Task to carry out —
For each line below that contains the string "tick", copy that line.

Data for analysis —
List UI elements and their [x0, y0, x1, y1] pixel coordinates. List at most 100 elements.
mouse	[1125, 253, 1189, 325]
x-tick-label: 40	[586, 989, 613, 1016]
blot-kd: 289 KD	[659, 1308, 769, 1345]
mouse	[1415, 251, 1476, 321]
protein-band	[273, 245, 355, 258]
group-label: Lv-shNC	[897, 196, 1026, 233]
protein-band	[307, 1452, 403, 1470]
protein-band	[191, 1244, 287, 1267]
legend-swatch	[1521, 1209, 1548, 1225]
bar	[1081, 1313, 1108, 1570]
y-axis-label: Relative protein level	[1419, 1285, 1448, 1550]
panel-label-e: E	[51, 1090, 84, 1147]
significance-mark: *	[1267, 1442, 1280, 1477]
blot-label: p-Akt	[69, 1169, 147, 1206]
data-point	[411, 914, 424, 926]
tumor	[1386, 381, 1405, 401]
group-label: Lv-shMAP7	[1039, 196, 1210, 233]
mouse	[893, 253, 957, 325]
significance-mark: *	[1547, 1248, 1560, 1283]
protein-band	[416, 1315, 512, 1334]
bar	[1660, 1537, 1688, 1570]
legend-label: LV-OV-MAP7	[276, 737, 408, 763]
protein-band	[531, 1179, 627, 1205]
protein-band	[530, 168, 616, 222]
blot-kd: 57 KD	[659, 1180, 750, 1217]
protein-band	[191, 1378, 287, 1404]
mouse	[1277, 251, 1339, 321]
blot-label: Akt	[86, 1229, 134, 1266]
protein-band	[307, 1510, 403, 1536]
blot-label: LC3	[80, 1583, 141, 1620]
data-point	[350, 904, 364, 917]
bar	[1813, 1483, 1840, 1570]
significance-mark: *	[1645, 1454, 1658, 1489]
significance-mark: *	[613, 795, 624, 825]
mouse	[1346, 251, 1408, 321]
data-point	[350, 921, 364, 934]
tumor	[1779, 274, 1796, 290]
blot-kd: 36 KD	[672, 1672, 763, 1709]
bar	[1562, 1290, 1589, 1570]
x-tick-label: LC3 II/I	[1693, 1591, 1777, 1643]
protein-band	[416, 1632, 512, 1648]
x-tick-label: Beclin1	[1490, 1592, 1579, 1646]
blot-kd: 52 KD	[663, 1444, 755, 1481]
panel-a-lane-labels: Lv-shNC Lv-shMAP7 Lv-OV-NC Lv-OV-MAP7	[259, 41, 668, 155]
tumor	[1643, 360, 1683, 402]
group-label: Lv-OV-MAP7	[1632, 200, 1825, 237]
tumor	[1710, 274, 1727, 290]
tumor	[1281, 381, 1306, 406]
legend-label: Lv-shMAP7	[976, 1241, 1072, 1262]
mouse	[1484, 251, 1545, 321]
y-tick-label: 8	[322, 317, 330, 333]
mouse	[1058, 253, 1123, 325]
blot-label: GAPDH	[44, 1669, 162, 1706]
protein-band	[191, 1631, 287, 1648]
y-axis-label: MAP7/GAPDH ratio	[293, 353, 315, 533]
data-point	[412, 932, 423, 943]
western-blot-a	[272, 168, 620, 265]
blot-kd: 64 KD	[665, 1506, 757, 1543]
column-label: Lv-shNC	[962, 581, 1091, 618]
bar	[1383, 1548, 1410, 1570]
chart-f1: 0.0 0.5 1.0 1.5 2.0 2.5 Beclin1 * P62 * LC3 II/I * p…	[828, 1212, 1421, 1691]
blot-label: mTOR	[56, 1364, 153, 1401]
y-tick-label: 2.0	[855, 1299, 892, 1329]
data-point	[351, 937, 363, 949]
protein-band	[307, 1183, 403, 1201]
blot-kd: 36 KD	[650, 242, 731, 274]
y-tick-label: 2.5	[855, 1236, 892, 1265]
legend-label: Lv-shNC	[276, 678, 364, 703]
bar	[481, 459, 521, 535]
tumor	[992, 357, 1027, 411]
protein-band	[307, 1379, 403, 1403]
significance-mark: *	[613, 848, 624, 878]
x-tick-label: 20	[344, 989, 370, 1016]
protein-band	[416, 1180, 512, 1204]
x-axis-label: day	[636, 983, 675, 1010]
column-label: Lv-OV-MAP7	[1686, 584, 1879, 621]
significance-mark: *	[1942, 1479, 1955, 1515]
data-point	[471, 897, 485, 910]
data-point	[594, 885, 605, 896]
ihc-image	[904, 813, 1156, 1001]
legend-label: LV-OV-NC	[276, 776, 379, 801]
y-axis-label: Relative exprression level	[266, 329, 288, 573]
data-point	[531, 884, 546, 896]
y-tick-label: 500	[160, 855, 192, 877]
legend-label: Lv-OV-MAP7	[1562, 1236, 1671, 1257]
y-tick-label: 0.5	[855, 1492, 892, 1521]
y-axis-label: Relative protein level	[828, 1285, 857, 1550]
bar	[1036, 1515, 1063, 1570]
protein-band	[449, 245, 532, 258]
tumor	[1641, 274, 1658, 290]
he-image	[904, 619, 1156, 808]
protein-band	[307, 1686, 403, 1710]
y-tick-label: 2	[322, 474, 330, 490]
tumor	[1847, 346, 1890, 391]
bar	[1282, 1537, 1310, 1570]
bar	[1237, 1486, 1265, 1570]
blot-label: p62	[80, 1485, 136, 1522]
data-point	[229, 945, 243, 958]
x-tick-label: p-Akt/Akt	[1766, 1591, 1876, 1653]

Answer to this exercise —
x-tick-label: 40	[586, 989, 613, 1016]
x-tick-label: LC3 II/I	[1693, 1591, 1777, 1643]
x-tick-label: Beclin1	[1490, 1592, 1579, 1646]
y-tick-label: 8	[322, 317, 330, 333]
y-tick-label: 2.0	[855, 1299, 892, 1329]
y-tick-label: 2.5	[855, 1236, 892, 1265]
x-tick-label: 20	[344, 989, 370, 1016]
y-tick-label: 500	[160, 855, 192, 877]
y-tick-label: 0.5	[855, 1492, 892, 1521]
y-tick-label: 2	[322, 474, 330, 490]
x-tick-label: p-Akt/Akt	[1766, 1591, 1876, 1653]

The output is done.